INSTRUCTIONS FOR THE TASK:
Below are records. Copy every line with "JSON" in it.

[Source data]

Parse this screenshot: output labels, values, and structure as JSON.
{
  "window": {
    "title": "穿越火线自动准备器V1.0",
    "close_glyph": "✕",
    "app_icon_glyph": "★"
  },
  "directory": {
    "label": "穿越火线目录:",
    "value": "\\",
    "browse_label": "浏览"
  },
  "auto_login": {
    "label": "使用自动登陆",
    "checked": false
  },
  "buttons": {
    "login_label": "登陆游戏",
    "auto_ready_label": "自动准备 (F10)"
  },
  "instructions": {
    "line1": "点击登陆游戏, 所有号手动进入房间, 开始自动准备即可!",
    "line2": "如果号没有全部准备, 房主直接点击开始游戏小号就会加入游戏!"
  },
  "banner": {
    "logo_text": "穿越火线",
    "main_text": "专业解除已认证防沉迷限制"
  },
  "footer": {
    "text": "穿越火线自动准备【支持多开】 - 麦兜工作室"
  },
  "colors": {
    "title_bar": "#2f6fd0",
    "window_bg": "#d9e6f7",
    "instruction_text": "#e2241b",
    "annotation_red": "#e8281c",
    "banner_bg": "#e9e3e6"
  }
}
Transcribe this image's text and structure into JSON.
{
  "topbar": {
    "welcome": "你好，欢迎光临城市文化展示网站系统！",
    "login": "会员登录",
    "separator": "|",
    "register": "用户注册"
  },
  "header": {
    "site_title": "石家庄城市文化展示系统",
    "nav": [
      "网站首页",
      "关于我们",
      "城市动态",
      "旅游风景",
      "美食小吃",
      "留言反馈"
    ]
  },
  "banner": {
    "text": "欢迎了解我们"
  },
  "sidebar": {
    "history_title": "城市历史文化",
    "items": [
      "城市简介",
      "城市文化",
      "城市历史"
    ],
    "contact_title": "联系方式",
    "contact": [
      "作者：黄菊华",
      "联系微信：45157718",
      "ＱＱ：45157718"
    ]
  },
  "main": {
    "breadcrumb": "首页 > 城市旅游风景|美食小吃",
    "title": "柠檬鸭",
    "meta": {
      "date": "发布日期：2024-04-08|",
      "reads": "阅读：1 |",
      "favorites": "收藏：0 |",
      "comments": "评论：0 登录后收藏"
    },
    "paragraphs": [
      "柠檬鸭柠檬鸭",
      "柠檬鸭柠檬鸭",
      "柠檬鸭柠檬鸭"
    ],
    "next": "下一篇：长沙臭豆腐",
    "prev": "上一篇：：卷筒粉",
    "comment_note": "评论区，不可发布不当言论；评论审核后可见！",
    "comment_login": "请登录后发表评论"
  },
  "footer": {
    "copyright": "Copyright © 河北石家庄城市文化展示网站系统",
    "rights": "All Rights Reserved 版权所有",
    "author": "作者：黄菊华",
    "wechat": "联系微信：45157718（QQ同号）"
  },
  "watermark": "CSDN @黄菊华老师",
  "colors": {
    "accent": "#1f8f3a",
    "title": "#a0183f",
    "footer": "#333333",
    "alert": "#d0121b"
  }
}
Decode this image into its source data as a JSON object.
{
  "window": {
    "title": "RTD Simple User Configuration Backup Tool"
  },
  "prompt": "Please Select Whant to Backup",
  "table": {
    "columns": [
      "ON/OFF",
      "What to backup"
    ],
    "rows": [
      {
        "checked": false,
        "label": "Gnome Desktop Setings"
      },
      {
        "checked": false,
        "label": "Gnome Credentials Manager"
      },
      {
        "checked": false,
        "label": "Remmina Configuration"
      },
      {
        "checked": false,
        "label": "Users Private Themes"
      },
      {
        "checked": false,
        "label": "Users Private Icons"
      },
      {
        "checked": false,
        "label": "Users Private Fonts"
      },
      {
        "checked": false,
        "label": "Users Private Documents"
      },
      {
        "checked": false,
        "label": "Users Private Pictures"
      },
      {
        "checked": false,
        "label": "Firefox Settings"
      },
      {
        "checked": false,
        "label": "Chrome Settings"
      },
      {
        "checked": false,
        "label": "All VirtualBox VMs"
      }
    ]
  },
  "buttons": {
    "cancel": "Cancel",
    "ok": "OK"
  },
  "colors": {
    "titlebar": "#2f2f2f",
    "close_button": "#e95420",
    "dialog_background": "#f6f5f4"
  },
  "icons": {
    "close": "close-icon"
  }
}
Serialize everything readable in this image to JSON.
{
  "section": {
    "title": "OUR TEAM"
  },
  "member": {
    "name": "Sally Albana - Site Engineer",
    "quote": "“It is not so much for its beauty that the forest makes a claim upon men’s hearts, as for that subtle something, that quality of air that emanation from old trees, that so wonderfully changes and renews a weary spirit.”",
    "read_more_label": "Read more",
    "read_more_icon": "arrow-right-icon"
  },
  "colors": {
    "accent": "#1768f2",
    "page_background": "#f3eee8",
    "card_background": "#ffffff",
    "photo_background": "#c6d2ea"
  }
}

COMPLETE RESPONSE:
Parse this screenshot: output labels, values, and structure as JSON.
Transcribe this image's text and structure into JSON.
Decode this image into its source data as a JSON object.
Serialize everything readable in this image to JSON.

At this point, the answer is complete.